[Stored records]

>>>>>

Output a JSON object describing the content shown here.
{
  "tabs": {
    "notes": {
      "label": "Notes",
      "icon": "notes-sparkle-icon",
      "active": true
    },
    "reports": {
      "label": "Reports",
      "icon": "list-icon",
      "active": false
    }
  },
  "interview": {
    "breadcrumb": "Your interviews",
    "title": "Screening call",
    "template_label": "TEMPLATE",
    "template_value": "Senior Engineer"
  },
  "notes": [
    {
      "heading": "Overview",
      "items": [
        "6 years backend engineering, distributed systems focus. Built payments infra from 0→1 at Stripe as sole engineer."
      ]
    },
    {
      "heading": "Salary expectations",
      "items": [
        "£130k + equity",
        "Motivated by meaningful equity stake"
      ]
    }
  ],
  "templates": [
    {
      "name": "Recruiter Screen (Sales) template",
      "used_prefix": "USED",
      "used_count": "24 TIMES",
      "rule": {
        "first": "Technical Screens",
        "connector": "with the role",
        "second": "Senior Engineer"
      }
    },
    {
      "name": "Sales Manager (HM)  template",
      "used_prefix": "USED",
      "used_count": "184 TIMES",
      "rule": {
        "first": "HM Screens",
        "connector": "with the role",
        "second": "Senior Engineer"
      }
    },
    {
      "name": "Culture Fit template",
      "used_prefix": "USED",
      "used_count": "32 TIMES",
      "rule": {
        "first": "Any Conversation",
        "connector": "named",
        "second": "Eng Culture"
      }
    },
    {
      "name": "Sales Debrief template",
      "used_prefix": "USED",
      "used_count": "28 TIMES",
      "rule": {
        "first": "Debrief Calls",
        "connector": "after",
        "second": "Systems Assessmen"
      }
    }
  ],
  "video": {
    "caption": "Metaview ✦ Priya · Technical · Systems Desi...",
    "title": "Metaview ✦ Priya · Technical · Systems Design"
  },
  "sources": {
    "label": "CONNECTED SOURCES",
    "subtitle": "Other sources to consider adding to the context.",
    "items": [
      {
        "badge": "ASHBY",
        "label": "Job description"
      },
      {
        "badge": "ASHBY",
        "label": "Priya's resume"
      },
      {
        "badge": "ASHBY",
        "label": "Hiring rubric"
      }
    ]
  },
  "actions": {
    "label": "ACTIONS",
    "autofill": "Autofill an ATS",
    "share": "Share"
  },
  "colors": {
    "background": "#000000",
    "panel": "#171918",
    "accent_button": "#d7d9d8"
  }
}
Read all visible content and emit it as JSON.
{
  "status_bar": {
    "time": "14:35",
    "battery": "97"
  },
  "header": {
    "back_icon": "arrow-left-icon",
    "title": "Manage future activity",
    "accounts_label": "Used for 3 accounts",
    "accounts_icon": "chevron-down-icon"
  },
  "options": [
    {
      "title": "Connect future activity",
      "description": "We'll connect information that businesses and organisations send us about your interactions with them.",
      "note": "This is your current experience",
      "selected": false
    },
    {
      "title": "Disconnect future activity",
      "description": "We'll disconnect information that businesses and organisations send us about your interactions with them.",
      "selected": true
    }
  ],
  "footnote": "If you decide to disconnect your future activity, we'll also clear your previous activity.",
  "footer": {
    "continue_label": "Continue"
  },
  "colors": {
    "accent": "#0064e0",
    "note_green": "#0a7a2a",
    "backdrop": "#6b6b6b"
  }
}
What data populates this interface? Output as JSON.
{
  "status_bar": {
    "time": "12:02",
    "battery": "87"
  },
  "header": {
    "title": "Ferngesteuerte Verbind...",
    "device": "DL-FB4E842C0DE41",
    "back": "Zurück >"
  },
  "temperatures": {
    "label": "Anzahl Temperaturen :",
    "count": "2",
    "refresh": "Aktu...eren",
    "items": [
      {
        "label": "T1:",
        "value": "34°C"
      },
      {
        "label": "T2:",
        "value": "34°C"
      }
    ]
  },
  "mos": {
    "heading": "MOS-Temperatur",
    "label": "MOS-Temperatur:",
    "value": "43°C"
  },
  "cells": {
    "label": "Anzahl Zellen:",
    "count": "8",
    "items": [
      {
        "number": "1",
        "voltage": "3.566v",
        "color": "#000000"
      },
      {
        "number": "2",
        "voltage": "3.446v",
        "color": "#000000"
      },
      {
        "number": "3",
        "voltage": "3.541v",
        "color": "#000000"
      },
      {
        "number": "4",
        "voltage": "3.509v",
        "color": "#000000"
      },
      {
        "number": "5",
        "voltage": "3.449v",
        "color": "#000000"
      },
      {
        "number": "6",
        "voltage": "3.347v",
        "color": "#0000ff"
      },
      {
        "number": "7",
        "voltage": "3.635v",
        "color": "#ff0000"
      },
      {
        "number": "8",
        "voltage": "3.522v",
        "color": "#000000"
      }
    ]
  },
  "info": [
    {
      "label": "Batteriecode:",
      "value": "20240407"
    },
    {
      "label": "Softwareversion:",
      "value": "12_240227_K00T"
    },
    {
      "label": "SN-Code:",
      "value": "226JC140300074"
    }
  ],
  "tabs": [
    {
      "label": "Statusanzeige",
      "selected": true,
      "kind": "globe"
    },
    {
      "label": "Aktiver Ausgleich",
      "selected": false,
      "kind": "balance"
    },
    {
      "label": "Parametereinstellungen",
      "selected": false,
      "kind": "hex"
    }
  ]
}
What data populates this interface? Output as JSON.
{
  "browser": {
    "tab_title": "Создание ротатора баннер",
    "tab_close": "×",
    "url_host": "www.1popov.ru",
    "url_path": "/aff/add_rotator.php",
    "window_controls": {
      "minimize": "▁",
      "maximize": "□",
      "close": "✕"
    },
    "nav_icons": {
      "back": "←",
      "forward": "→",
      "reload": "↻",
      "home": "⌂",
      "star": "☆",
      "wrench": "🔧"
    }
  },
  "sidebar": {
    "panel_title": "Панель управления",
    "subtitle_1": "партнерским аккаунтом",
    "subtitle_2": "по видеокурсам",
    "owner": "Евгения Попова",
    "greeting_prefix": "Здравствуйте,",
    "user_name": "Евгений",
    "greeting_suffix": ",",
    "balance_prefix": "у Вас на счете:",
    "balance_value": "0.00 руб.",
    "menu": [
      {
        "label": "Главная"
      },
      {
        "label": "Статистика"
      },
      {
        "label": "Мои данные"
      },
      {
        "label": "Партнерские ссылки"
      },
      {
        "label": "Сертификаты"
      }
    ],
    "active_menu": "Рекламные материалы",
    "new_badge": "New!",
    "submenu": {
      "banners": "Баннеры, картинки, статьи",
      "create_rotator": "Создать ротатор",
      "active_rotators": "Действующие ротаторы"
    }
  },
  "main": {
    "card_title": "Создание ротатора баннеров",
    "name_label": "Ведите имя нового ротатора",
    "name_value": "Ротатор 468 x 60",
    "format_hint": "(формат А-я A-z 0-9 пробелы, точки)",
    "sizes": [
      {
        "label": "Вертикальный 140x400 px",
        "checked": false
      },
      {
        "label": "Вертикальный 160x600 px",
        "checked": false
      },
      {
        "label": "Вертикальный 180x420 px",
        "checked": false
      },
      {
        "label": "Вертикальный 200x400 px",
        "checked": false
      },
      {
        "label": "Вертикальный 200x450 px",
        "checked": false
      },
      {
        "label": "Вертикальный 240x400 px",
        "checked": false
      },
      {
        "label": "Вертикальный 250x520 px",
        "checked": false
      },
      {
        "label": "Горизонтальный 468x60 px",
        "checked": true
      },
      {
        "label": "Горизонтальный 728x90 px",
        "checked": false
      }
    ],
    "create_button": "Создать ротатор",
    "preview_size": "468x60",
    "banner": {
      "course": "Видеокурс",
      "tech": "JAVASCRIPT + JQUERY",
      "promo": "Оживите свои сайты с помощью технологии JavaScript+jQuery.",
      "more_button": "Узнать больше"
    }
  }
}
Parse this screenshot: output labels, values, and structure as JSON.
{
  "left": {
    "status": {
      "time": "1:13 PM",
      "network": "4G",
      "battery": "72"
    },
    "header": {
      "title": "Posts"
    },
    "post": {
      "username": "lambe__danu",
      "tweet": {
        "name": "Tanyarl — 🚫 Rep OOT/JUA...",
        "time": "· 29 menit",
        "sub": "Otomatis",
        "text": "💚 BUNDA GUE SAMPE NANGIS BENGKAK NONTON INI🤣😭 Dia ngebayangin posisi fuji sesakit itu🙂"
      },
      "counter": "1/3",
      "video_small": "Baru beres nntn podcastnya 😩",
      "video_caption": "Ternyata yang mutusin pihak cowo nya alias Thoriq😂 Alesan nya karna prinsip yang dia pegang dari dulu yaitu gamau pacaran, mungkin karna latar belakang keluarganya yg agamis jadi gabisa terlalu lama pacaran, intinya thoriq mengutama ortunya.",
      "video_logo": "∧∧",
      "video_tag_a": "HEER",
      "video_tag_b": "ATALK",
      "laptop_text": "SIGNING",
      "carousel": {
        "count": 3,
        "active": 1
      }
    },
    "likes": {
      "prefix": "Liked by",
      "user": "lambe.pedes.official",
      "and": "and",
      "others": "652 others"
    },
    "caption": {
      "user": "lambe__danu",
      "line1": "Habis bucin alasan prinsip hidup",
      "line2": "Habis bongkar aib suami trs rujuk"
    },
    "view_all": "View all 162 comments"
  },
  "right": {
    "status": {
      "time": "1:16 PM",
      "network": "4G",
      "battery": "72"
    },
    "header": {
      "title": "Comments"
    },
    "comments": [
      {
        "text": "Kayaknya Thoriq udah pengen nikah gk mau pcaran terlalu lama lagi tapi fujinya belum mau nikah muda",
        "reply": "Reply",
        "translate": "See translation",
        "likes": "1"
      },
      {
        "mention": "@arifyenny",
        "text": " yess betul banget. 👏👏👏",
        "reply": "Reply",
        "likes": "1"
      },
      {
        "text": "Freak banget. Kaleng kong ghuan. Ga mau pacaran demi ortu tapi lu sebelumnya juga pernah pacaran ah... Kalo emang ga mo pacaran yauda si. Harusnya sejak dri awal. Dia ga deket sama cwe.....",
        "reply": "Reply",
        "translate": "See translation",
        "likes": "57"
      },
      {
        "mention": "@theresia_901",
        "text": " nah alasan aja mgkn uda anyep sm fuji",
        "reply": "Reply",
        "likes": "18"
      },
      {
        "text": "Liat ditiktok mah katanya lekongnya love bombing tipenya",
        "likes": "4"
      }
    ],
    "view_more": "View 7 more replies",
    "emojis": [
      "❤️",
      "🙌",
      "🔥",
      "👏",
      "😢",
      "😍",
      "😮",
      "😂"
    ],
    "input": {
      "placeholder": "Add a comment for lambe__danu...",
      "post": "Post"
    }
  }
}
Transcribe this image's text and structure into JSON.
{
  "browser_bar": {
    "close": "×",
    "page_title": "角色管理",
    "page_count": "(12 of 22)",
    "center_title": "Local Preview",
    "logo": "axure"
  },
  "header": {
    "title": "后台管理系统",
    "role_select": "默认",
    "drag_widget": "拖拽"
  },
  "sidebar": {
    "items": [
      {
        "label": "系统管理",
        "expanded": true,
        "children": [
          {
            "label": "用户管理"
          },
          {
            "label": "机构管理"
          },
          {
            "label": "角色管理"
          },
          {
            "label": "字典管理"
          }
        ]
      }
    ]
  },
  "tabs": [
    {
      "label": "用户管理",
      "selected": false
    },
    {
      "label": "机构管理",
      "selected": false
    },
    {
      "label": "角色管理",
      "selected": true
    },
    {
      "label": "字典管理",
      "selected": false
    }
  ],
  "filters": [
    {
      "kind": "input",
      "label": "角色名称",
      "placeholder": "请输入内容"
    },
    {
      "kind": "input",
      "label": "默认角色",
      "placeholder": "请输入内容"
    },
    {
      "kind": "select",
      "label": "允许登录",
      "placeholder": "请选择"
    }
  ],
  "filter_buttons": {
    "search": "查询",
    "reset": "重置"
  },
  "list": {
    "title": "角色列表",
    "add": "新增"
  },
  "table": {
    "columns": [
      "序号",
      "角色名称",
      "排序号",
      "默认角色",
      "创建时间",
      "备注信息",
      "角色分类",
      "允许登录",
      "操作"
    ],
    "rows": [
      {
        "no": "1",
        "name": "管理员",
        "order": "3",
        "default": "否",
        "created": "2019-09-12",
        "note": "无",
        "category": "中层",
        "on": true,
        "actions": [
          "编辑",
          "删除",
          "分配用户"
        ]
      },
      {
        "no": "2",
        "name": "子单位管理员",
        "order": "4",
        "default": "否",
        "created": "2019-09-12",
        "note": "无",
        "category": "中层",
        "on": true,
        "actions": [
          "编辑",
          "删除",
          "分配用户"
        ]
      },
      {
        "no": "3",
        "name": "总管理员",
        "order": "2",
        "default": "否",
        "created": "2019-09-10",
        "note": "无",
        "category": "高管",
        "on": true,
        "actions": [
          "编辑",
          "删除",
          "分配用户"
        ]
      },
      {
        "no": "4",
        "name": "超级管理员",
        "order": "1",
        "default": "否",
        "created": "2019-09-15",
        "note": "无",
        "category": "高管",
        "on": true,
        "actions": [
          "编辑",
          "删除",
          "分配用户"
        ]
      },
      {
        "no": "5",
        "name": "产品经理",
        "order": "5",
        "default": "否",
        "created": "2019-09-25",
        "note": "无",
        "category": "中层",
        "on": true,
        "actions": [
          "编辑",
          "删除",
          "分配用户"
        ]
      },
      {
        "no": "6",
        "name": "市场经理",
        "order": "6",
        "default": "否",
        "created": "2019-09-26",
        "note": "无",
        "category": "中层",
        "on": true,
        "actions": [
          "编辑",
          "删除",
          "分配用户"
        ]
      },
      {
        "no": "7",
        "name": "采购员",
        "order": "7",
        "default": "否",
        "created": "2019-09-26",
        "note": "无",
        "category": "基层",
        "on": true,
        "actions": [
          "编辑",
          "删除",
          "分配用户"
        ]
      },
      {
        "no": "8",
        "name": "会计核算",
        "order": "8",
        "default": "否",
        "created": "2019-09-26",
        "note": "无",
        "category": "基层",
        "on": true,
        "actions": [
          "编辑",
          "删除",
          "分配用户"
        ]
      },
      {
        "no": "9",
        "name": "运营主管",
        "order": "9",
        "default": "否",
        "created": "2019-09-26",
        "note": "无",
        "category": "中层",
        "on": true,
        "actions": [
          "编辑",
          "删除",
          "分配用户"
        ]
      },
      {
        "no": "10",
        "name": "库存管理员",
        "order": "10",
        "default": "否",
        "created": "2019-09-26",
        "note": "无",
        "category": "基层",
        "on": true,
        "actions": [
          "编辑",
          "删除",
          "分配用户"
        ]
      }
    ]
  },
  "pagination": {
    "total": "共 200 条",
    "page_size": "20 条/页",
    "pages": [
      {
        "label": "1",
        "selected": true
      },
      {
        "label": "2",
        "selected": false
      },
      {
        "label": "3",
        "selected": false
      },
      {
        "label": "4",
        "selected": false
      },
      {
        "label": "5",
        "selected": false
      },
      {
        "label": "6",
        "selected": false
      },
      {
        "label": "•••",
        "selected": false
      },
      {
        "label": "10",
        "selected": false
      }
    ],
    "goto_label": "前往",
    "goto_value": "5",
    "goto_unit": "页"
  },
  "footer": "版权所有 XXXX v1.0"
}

<<<<<

◆ **Direction**:
Copy and report every line where the word "number" is present.

◆ **Answer to the exercise**:
        "number": "1",
        "number": "2",
        "number": "3",
        "number": "4",
        "number": "5",
        "number": "6",
        "number": "7",
        "number": "8",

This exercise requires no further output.